(Source records)
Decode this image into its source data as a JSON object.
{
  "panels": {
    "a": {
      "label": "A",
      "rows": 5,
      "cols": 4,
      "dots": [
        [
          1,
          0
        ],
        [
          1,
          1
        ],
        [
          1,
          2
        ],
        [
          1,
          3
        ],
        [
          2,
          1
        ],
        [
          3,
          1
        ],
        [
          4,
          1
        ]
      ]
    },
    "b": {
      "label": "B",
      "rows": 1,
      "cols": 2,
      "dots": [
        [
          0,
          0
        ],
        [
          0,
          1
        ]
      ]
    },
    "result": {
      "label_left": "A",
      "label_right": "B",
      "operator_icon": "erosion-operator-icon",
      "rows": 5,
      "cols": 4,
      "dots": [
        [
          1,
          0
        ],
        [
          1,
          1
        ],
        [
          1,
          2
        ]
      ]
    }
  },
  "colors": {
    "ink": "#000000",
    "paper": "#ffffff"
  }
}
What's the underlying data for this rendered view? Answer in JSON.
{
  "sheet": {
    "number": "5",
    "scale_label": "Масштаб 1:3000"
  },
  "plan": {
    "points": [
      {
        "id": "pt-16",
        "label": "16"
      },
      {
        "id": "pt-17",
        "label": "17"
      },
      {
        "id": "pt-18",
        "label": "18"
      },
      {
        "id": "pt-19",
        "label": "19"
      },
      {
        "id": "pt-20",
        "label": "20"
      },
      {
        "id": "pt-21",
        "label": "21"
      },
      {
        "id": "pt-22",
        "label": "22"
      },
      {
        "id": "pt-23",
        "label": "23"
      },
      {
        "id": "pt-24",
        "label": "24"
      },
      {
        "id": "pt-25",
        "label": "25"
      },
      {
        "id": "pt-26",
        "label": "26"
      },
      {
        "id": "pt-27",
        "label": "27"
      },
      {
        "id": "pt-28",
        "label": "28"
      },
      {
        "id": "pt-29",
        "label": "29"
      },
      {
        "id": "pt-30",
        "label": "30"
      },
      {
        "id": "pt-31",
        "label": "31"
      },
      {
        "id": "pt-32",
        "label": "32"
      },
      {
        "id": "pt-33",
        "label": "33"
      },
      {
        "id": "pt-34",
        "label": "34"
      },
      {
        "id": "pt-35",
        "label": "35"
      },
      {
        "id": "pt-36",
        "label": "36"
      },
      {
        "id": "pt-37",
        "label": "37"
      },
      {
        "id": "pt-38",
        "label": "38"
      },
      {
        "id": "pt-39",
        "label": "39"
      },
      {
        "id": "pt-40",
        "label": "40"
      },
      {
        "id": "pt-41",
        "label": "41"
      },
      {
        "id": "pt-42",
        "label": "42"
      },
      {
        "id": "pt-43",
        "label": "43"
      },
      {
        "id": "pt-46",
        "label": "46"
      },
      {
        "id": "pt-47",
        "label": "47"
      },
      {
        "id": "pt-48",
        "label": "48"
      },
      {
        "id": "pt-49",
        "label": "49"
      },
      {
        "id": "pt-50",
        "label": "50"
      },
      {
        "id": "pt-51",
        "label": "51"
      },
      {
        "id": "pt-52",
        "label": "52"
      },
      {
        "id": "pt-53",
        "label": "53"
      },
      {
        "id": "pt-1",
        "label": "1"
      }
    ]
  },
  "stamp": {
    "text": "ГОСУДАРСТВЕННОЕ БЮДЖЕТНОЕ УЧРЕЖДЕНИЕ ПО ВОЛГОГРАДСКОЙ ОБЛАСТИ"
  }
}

▸ **TASK TO CARRY OUT**
Copy all the records above exactly, missing none.

▸ **EXERCISE RESPONSE**
Decode this image into its source data as a JSON object.
{
  "panels": {
    "a": {
      "label": "A",
      "rows": 5,
      "cols": 4,
      "dots": [
        [
          1,
          0
        ],
        [
          1,
          1
        ],
        [
          1,
          2
        ],
        [
          1,
          3
        ],
        [
          2,
          1
        ],
        [
          3,
          1
        ],
        [
          4,
          1
        ]
      ]
    },
    "b": {
      "label": "B",
      "rows": 1,
      "cols": 2,
      "dots": [
        [
          0,
          0
        ],
        [
          0,
          1
        ]
      ]
    },
    "result": {
      "label_left": "A",
      "label_right": "B",
      "operator_icon": "erosion-operator-icon",
      "rows": 5,
      "cols": 4,
      "dots": [
        [
          1,
          0
        ],
        [
          1,
          1
        ],
        [
          1,
          2
        ]
      ]
    }
  },
  "colors": {
    "ink": "#000000",
    "paper": "#ffffff"
  }
}
What's the underlying data for this rendered view? Answer in JSON.
{
  "sheet": {
    "number": "5",
    "scale_label": "Масштаб 1:3000"
  },
  "plan": {
    "points": [
      {
        "id": "pt-16",
        "label": "16"
      },
      {
        "id": "pt-17",
        "label": "17"
      },
      {
        "id": "pt-18",
        "label": "18"
      },
      {
        "id": "pt-19",
        "label": "19"
      },
      {
        "id": "pt-20",
        "label": "20"
      },
      {
        "id": "pt-21",
        "label": "21"
      },
      {
        "id": "pt-22",
        "label": "22"
      },
      {
        "id": "pt-23",
        "label": "23"
      },
      {
        "id": "pt-24",
        "label": "24"
      },
      {
        "id": "pt-25",
        "label": "25"
      },
      {
        "id": "pt-26",
        "label": "26"
      },
      {
        "id": "pt-27",
        "label": "27"
      },
      {
        "id": "pt-28",
        "label": "28"
      },
      {
        "id": "pt-29",
        "label": "29"
      },
      {
        "id": "pt-30",
        "label": "30"
      },
      {
        "id": "pt-31",
        "label": "31"
      },
      {
        "id": "pt-32",
        "label": "32"
      },
      {
        "id": "pt-33",
        "label": "33"
      },
      {
        "id": "pt-34",
        "label": "34"
      },
      {
        "id": "pt-35",
        "label": "35"
      },
      {
        "id": "pt-36",
        "label": "36"
      },
      {
        "id": "pt-37",
        "label": "37"
      },
      {
        "id": "pt-38",
        "label": "38"
      },
      {
        "id": "pt-39",
        "label": "39"
      },
      {
        "id": "pt-40",
        "label": "40"
      },
      {
        "id": "pt-41",
        "label": "41"
      },
      {
        "id": "pt-42",
        "label": "42"
      },
      {
        "id": "pt-43",
        "label": "43"
      },
      {
        "id": "pt-46",
        "label": "46"
      },
      {
        "id": "pt-47",
        "label": "47"
      },
      {
        "id": "pt-48",
        "label": "48"
      },
      {
        "id": "pt-49",
        "label": "49"
      },
      {
        "id": "pt-50",
        "label": "50"
      },
      {
        "id": "pt-51",
        "label": "51"
      },
      {
        "id": "pt-52",
        "label": "52"
      },
      {
        "id": "pt-53",
        "label": "53"
      },
      {
        "id": "pt-1",
        "label": "1"
      }
    ]
  },
  "stamp": {
    "text": "ГОСУДАРСТВЕННОЕ БЮДЖЕТНОЕ УЧРЕЖДЕНИЕ ПО ВОЛГОГРАДСКОЙ ОБЛАСТИ"
  }
}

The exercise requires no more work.